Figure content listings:
• • •
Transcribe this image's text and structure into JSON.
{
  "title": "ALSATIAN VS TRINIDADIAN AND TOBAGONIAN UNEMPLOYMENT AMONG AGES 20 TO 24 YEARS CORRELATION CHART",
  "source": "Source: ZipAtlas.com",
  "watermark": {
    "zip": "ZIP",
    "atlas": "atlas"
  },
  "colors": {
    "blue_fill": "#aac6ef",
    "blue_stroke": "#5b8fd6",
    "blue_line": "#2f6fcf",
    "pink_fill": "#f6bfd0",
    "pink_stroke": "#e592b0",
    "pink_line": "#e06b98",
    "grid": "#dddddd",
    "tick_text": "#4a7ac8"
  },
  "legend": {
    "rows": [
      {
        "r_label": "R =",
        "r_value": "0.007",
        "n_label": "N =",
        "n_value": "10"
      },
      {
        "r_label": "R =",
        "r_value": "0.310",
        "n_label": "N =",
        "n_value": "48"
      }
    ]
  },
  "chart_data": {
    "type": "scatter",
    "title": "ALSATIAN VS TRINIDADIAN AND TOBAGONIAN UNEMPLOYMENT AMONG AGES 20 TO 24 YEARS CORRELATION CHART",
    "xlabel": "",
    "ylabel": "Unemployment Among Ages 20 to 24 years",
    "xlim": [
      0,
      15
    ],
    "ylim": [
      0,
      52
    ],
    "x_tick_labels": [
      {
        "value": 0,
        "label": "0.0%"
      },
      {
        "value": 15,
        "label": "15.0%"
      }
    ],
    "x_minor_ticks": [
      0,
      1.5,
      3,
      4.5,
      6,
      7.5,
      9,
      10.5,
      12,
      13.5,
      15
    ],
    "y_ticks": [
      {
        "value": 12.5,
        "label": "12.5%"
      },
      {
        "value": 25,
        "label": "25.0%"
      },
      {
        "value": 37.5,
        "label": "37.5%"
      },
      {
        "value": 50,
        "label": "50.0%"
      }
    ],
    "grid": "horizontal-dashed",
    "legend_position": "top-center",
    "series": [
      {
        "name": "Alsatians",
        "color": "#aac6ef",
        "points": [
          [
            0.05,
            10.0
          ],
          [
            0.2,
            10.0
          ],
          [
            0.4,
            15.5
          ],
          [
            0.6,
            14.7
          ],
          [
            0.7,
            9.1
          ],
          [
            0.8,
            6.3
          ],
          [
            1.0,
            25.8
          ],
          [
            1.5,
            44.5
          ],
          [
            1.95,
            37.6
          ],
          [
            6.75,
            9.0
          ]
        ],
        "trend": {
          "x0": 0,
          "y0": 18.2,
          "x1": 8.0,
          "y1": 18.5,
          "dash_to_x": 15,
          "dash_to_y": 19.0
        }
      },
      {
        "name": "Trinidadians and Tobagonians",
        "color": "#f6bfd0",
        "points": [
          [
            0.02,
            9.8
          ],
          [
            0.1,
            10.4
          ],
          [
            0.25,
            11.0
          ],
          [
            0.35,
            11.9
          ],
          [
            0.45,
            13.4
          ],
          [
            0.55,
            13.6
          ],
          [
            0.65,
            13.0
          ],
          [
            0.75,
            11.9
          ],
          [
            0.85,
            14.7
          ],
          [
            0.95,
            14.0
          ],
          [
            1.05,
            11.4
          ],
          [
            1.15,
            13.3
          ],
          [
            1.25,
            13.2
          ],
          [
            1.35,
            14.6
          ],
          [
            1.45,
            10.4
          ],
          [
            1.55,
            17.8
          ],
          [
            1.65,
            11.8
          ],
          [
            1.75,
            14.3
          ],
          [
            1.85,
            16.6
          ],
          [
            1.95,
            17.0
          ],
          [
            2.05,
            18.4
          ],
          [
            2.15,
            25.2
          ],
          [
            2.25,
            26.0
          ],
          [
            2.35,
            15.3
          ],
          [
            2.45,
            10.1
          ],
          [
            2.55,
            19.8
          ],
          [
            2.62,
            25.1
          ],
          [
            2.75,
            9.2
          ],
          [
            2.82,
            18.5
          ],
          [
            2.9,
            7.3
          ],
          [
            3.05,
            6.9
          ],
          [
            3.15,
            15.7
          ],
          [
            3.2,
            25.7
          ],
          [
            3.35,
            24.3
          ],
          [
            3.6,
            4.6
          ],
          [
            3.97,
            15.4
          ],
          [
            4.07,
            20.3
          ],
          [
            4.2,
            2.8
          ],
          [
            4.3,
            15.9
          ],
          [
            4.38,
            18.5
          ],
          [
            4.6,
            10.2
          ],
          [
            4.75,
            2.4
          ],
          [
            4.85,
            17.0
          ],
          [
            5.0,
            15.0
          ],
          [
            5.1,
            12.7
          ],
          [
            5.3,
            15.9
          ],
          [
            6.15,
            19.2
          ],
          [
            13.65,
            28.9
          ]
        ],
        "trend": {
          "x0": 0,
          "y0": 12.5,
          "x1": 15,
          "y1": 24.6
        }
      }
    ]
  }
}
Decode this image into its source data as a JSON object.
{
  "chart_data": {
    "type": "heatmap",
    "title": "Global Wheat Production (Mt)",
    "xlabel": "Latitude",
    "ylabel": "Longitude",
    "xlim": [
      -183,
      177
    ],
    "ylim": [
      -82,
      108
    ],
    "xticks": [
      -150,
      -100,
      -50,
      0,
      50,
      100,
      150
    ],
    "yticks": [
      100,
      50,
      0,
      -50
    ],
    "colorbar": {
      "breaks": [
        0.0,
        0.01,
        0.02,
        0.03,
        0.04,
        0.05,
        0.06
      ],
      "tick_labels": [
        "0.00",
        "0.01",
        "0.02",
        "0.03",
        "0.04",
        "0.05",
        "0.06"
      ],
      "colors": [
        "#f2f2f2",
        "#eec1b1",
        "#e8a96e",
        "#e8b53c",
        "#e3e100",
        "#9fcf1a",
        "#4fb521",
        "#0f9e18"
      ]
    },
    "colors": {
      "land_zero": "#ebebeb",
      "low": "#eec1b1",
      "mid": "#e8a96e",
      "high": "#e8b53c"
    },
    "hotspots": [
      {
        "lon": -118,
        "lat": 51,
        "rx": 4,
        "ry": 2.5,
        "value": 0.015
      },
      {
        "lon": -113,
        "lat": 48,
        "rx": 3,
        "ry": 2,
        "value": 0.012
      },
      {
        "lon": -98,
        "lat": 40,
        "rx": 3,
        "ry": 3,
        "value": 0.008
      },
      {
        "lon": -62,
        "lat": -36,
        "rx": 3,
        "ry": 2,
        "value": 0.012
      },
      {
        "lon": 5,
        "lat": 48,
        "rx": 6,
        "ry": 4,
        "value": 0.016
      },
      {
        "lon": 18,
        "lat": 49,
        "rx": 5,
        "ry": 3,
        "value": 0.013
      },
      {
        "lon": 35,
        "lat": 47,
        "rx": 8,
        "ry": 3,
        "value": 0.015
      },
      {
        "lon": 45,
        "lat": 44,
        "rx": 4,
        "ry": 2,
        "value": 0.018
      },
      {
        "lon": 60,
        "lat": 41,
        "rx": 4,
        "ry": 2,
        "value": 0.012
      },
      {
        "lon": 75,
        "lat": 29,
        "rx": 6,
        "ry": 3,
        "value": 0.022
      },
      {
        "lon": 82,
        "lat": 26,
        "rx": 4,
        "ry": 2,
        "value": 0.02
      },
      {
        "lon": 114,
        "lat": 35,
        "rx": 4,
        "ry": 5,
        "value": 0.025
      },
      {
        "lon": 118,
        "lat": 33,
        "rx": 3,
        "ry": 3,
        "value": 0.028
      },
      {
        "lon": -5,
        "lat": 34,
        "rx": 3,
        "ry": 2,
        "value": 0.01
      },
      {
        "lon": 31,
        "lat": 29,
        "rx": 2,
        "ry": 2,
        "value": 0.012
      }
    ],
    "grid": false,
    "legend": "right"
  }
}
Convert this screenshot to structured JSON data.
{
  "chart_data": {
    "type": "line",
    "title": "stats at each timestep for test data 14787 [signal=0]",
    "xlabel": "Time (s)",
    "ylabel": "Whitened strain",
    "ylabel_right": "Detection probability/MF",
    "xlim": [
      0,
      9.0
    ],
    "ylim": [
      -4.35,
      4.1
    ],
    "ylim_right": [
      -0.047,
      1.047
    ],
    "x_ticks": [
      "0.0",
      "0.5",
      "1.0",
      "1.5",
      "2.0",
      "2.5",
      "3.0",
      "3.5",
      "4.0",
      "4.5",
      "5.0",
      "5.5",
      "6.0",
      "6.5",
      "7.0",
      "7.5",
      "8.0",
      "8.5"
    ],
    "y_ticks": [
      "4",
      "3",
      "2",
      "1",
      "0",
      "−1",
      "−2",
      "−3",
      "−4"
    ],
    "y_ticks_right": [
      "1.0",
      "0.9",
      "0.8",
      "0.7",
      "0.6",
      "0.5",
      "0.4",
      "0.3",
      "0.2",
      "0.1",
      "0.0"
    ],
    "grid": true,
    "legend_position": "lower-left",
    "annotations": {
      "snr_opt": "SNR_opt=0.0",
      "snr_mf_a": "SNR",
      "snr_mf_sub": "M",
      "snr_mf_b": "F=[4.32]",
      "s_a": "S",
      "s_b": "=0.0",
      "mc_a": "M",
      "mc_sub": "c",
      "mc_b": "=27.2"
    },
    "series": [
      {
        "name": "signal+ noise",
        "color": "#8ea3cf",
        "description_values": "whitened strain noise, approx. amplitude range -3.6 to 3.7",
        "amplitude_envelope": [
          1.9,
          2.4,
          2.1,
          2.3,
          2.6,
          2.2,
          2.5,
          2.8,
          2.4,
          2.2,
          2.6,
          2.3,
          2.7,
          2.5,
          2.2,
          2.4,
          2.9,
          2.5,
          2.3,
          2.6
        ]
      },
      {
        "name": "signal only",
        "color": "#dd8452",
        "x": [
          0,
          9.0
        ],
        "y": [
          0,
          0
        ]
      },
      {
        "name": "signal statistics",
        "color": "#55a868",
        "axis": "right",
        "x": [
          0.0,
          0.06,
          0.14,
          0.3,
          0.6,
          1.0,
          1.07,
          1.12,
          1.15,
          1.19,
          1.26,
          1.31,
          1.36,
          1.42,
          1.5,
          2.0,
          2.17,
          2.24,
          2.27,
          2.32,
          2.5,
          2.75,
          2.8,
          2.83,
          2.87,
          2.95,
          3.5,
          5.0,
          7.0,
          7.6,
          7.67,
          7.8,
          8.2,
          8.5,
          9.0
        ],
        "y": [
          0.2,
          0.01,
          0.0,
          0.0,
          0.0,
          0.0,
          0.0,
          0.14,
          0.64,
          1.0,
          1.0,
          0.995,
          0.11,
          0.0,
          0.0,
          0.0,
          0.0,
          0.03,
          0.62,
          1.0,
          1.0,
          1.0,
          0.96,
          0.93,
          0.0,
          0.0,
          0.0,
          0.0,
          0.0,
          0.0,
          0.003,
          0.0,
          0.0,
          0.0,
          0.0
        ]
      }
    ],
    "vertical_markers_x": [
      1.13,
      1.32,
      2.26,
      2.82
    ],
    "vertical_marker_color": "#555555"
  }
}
• • •
Extract every line above that contains the word "JSON".

PROBLEM SOLUTION
Transcribe this image's text and structure into JSON.
Decode this image into its source data as a JSON object.
Convert this screenshot to structured JSON data.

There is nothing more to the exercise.